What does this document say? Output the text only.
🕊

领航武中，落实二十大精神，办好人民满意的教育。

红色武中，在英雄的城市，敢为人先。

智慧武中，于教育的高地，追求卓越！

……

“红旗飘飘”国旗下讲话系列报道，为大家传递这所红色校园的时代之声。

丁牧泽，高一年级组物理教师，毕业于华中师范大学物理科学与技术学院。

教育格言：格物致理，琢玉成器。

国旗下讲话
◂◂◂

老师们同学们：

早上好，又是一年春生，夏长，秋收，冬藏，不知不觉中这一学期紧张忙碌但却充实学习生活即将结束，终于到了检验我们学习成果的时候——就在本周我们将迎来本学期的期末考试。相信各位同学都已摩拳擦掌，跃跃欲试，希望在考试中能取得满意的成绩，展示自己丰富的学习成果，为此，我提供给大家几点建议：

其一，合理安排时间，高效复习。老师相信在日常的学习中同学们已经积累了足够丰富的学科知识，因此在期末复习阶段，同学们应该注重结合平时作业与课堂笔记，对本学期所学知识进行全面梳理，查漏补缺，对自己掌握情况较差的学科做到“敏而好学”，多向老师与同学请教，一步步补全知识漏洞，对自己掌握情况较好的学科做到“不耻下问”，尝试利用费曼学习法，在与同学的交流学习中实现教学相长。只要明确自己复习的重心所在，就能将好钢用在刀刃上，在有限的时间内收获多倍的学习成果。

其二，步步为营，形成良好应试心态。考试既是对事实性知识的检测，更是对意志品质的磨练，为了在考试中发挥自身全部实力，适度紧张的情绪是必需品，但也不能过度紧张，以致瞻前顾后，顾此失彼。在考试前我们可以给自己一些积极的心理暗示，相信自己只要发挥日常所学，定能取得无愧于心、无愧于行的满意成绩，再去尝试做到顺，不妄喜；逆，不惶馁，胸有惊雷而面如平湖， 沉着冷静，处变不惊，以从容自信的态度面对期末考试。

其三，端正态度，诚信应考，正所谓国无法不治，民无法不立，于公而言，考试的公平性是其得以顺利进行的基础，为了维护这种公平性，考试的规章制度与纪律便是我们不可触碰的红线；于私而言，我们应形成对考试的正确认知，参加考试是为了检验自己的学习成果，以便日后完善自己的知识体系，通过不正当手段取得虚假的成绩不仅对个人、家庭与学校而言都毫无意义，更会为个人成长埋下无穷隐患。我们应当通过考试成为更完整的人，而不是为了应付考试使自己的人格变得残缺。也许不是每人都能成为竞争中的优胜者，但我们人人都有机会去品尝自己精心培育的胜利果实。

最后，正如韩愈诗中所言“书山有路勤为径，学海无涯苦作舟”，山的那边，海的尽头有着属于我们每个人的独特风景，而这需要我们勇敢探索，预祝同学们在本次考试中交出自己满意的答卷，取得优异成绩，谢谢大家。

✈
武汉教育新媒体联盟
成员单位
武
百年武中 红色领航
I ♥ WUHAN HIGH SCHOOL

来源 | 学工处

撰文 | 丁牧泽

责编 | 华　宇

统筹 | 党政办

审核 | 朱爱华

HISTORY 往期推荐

Task statement: Can you reproduce all the material exactly?

Answer in full:
What does this document say? Output the text only.
🕊

领航武中，落实二十大精神，办好人民满意的教育。

红色武中，在英雄的城市，敢为人先。

智慧武中，于教育的高地，追求卓越！

……

“红旗飘飘”国旗下讲话系列报道，为大家传递这所红色校园的时代之声。

丁牧泽，高一年级组物理教师，毕业于华中师范大学物理科学与技术学院。

教育格言：格物致理，琢玉成器。

国旗下讲话
◂◂◂

老师们同学们：

早上好，又是一年春生，夏长，秋收，冬藏，不知不觉中这一学期紧张忙碌但却充实学习生活即将结束，终于到了检验我们学习成果的时候——就在本周我们将迎来本学期的期末考试。相信各位同学都已摩拳擦掌，跃跃欲试，希望在考试中能取得满意的成绩，展示自己丰富的学习成果，为此，我提供给大家几点建议：

其一，合理安排时间，高效复习。老师相信在日常的学习中同学们已经积累了足够丰富的学科知识，因此在期末复习阶段，同学们应该注重结合平时作业与课堂笔记，对本学期所学知识进行全面梳理，查漏补缺，对自己掌握情况较差的学科做到“敏而好学”，多向老师与同学请教，一步步补全知识漏洞，对自己掌握情况较好的学科做到“不耻下问”，尝试利用费曼学习法，在与同学的交流学习中实现教学相长。只要明确自己复习的重心所在，就能将好钢用在刀刃上，在有限的时间内收获多倍的学习成果。

其二，步步为营，形成良好应试心态。考试既是对事实性知识的检测，更是对意志品质的磨练，为了在考试中发挥自身全部实力，适度紧张的情绪是必需品，但也不能过度紧张，以致瞻前顾后，顾此失彼。在考试前我们可以给自己一些积极的心理暗示，相信自己只要发挥日常所学，定能取得无愧于心、无愧于行的满意成绩，再去尝试做到顺，不妄喜；逆，不惶馁，胸有惊雷而面如平湖， 沉着冷静，处变不惊，以从容自信的态度面对期末考试。

其三，端正态度，诚信应考，正所谓国无法不治，民无法不立，于公而言，考试的公平性是其得以顺利进行的基础，为了维护这种公平性，考试的规章制度与纪律便是我们不可触碰的红线；于私而言，我们应形成对考试的正确认知，参加考试是为了检验自己的学习成果，以便日后完善自己的知识体系，通过不正当手段取得虚假的成绩不仅对个人、家庭与学校而言都毫无意义，更会为个人成长埋下无穷隐患。我们应当通过考试成为更完整的人，而不是为了应付考试使自己的人格变得残缺。也许不是每人都能成为竞争中的优胜者，但我们人人都有机会去品尝自己精心培育的胜利果实。

最后，正如韩愈诗中所言“书山有路勤为径，学海无涯苦作舟”，山的那边，海的尽头有着属于我们每个人的独特风景，而这需要我们勇敢探索，预祝同学们在本次考试中交出自己满意的答卷，取得优异成绩，谢谢大家。

✈
武汉教育新媒体联盟
成员单位
武
百年武中 红色领航
I ♥ WUHAN HIGH SCHOOL

来源 | 学工处

撰文 | 丁牧泽

责编 | 华　宇

统筹 | 党政办

审核 | 朱爱华

HISTORY 往期推荐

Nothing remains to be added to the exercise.